→ EXCERPTED RECORDS

####

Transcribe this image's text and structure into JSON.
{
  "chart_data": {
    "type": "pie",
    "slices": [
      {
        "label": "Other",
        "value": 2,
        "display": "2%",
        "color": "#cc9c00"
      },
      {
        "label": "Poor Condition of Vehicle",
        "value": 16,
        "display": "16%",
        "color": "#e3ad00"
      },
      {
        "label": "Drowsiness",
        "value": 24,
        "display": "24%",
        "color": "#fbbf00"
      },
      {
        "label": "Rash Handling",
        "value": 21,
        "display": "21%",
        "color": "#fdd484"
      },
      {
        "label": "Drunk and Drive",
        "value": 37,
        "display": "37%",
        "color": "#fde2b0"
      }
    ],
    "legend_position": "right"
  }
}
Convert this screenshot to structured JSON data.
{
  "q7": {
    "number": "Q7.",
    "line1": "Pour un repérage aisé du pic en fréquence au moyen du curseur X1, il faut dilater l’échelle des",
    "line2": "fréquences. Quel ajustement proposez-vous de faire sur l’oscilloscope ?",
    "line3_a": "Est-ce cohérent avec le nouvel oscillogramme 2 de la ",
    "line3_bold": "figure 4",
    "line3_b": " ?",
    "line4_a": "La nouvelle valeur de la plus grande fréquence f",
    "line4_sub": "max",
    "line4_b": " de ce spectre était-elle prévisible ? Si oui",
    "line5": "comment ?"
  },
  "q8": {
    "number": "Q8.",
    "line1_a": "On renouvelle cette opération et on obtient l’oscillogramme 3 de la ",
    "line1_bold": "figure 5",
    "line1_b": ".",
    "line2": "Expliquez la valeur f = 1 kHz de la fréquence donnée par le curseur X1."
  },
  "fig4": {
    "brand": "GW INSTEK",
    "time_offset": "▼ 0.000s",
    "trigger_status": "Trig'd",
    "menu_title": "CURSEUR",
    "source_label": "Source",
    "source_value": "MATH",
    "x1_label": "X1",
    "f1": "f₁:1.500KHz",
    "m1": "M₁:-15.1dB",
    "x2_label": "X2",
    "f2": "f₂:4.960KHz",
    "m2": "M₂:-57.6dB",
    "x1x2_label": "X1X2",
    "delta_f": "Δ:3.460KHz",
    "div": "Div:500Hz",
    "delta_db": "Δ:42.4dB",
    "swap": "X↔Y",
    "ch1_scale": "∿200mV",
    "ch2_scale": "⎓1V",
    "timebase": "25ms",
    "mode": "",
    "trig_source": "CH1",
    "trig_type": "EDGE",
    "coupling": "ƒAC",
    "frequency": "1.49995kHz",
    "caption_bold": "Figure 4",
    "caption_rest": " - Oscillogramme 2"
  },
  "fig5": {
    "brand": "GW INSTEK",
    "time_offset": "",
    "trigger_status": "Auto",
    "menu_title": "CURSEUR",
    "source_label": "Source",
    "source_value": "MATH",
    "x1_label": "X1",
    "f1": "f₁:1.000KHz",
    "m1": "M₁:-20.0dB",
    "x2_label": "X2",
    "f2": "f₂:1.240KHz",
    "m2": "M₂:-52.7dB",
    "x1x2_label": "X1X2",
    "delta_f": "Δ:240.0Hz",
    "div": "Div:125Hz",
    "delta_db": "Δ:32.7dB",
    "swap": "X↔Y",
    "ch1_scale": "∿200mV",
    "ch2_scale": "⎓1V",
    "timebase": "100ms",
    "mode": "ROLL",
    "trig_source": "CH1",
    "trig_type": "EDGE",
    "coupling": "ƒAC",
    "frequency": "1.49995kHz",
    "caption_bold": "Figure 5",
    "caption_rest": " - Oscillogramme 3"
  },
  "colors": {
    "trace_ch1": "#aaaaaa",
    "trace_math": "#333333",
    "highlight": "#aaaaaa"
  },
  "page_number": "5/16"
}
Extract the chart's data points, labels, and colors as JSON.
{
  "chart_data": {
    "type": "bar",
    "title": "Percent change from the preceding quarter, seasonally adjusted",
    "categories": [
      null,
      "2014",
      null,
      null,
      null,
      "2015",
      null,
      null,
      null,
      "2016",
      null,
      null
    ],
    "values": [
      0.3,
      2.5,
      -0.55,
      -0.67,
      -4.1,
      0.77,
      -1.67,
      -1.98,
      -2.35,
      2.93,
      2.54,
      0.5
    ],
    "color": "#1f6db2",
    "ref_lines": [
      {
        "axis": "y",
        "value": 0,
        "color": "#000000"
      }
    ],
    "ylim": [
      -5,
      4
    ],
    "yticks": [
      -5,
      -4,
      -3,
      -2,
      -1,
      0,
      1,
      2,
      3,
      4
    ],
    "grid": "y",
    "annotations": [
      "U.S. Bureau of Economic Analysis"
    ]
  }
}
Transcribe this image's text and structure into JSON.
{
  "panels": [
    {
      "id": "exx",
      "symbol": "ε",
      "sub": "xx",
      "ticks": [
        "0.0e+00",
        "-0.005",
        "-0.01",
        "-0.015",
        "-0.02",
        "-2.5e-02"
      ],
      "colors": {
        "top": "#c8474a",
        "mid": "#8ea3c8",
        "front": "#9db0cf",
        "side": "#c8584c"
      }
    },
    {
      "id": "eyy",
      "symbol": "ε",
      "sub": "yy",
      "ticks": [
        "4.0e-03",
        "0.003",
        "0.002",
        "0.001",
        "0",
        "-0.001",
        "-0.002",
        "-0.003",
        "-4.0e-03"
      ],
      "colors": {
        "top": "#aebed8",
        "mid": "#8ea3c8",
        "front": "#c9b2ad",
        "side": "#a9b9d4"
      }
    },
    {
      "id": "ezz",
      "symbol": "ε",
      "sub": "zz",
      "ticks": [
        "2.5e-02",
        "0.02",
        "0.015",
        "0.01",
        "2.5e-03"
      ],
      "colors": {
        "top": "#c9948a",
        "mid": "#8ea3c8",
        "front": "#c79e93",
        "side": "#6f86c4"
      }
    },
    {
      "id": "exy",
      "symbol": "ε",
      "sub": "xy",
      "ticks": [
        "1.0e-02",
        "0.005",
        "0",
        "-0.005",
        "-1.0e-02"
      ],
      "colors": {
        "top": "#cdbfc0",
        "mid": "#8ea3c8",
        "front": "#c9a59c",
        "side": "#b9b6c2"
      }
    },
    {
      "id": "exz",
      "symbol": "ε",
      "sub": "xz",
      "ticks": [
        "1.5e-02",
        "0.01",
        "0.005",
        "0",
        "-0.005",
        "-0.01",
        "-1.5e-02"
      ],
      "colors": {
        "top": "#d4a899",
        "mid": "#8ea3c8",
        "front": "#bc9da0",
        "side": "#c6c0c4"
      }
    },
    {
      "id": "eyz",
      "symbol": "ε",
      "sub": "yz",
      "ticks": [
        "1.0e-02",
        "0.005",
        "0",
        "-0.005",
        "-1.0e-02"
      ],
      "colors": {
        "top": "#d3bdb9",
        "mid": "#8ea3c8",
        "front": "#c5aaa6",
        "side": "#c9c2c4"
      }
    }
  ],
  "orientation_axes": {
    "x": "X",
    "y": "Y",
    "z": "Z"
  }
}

####

→ AIM OF THE EXERCISE
All of the entries above must be quoted exactly.

→ SOLUTION FOR THIS EXERCISE
Transcribe this image's text and structure into JSON.
{
  "chart_data": {
    "type": "pie",
    "slices": [
      {
        "label": "Other",
        "value": 2,
        "display": "2%",
        "color": "#cc9c00"
      },
      {
        "label": "Poor Condition of Vehicle",
        "value": 16,
        "display": "16%",
        "color": "#e3ad00"
      },
      {
        "label": "Drowsiness",
        "value": 24,
        "display": "24%",
        "color": "#fbbf00"
      },
      {
        "label": "Rash Handling",
        "value": 21,
        "display": "21%",
        "color": "#fdd484"
      },
      {
        "label": "Drunk and Drive",
        "value": 37,
        "display": "37%",
        "color": "#fde2b0"
      }
    ],
    "legend_position": "right"
  }
}
Convert this screenshot to structured JSON data.
{
  "q7": {
    "number": "Q7.",
    "line1": "Pour un repérage aisé du pic en fréquence au moyen du curseur X1, il faut dilater l’échelle des",
    "line2": "fréquences. Quel ajustement proposez-vous de faire sur l’oscilloscope ?",
    "line3_a": "Est-ce cohérent avec le nouvel oscillogramme 2 de la ",
    "line3_bold": "figure 4",
    "line3_b": " ?",
    "line4_a": "La nouvelle valeur de la plus grande fréquence f",
    "line4_sub": "max",
    "line4_b": " de ce spectre était-elle prévisible ? Si oui",
    "line5": "comment ?"
  },
  "q8": {
    "number": "Q8.",
    "line1_a": "On renouvelle cette opération et on obtient l’oscillogramme 3 de la ",
    "line1_bold": "figure 5",
    "line1_b": ".",
    "line2": "Expliquez la valeur f = 1 kHz de la fréquence donnée par le curseur X1."
  },
  "fig4": {
    "brand": "GW INSTEK",
    "time_offset": "▼ 0.000s",
    "trigger_status": "Trig'd",
    "menu_title": "CURSEUR",
    "source_label": "Source",
    "source_value": "MATH",
    "x1_label": "X1",
    "f1": "f₁:1.500KHz",
    "m1": "M₁:-15.1dB",
    "x2_label": "X2",
    "f2": "f₂:4.960KHz",
    "m2": "M₂:-57.6dB",
    "x1x2_label": "X1X2",
    "delta_f": "Δ:3.460KHz",
    "div": "Div:500Hz",
    "delta_db": "Δ:42.4dB",
    "swap": "X↔Y",
    "ch1_scale": "∿200mV",
    "ch2_scale": "⎓1V",
    "timebase": "25ms",
    "mode": "",
    "trig_source": "CH1",
    "trig_type": "EDGE",
    "coupling": "ƒAC",
    "frequency": "1.49995kHz",
    "caption_bold": "Figure 4",
    "caption_rest": " - Oscillogramme 2"
  },
  "fig5": {
    "brand": "GW INSTEK",
    "time_offset": "",
    "trigger_status": "Auto",
    "menu_title": "CURSEUR",
    "source_label": "Source",
    "source_value": "MATH",
    "x1_label": "X1",
    "f1": "f₁:1.000KHz",
    "m1": "M₁:-20.0dB",
    "x2_label": "X2",
    "f2": "f₂:1.240KHz",
    "m2": "M₂:-52.7dB",
    "x1x2_label": "X1X2",
    "delta_f": "Δ:240.0Hz",
    "div": "Div:125Hz",
    "delta_db": "Δ:32.7dB",
    "swap": "X↔Y",
    "ch1_scale": "∿200mV",
    "ch2_scale": "⎓1V",
    "timebase": "100ms",
    "mode": "ROLL",
    "trig_source": "CH1",
    "trig_type": "EDGE",
    "coupling": "ƒAC",
    "frequency": "1.49995kHz",
    "caption_bold": "Figure 5",
    "caption_rest": " - Oscillogramme 3"
  },
  "colors": {
    "trace_ch1": "#aaaaaa",
    "trace_math": "#333333",
    "highlight": "#aaaaaa"
  },
  "page_number": "5/16"
}
Extract the chart's data points, labels, and colors as JSON.
{
  "chart_data": {
    "type": "bar",
    "title": "Percent change from the preceding quarter, seasonally adjusted",
    "categories": [
      null,
      "2014",
      null,
      null,
      null,
      "2015",
      null,
      null,
      null,
      "2016",
      null,
      null
    ],
    "values": [
      0.3,
      2.5,
      -0.55,
      -0.67,
      -4.1,
      0.77,
      -1.67,
      -1.98,
      -2.35,
      2.93,
      2.54,
      0.5
    ],
    "color": "#1f6db2",
    "ref_lines": [
      {
        "axis": "y",
        "value": 0,
        "color": "#000000"
      }
    ],
    "ylim": [
      -5,
      4
    ],
    "yticks": [
      -5,
      -4,
      -3,
      -2,
      -1,
      0,
      1,
      2,
      3,
      4
    ],
    "grid": "y",
    "annotations": [
      "U.S. Bureau of Economic Analysis"
    ]
  }
}
Transcribe this image's text and structure into JSON.
{
  "panels": [
    {
      "id": "exx",
      "symbol": "ε",
      "sub": "xx",
      "ticks": [
        "0.0e+00",
        "-0.005",
        "-0.01",
        "-0.015",
        "-0.02",
        "-2.5e-02"
      ],
      "colors": {
        "top": "#c8474a",
        "mid": "#8ea3c8",
        "front": "#9db0cf",
        "side": "#c8584c"
      }
    },
    {
      "id": "eyy",
      "symbol": "ε",
      "sub": "yy",
      "ticks": [
        "4.0e-03",
        "0.003",
        "0.002",
        "0.001",
        "0",
        "-0.001",
        "-0.002",
        "-0.003",
        "-4.0e-03"
      ],
      "colors": {
        "top": "#aebed8",
        "mid": "#8ea3c8",
        "front": "#c9b2ad",
        "side": "#a9b9d4"
      }
    },
    {
      "id": "ezz",
      "symbol": "ε",
      "sub": "zz",
      "ticks": [
        "2.5e-02",
        "0.02",
        "0.015",
        "0.01",
        "2.5e-03"
      ],
      "colors": {
        "top": "#c9948a",
        "mid": "#8ea3c8",
        "front": "#c79e93",
        "side": "#6f86c4"
      }
    },
    {
      "id": "exy",
      "symbol": "ε",
      "sub": "xy",
      "ticks": [
        "1.0e-02",
        "0.005",
        "0",
        "-0.005",
        "-1.0e-02"
      ],
      "colors": {
        "top": "#cdbfc0",
        "mid": "#8ea3c8",
        "front": "#c9a59c",
        "side": "#b9b6c2"
      }
    },
    {
      "id": "exz",
      "symbol": "ε",
      "sub": "xz",
      "ticks": [
        "1.5e-02",
        "0.01",
        "0.005",
        "0",
        "-0.005",
        "-0.01",
        "-1.5e-02"
      ],
      "colors": {
        "top": "#d4a899",
        "mid": "#8ea3c8",
        "front": "#bc9da0",
        "side": "#c6c0c4"
      }
    },
    {
      "id": "eyz",
      "symbol": "ε",
      "sub": "yz",
      "ticks": [
        "1.0e-02",
        "0.005",
        "0",
        "-0.005",
        "-1.0e-02"
      ],
      "colors": {
        "top": "#d3bdb9",
        "mid": "#8ea3c8",
        "front": "#c5aaa6",
        "side": "#c9c2c4"
      }
    }
  ],
  "orientation_axes": {
    "x": "X",
    "y": "Y",
    "z": "Z"
  }
}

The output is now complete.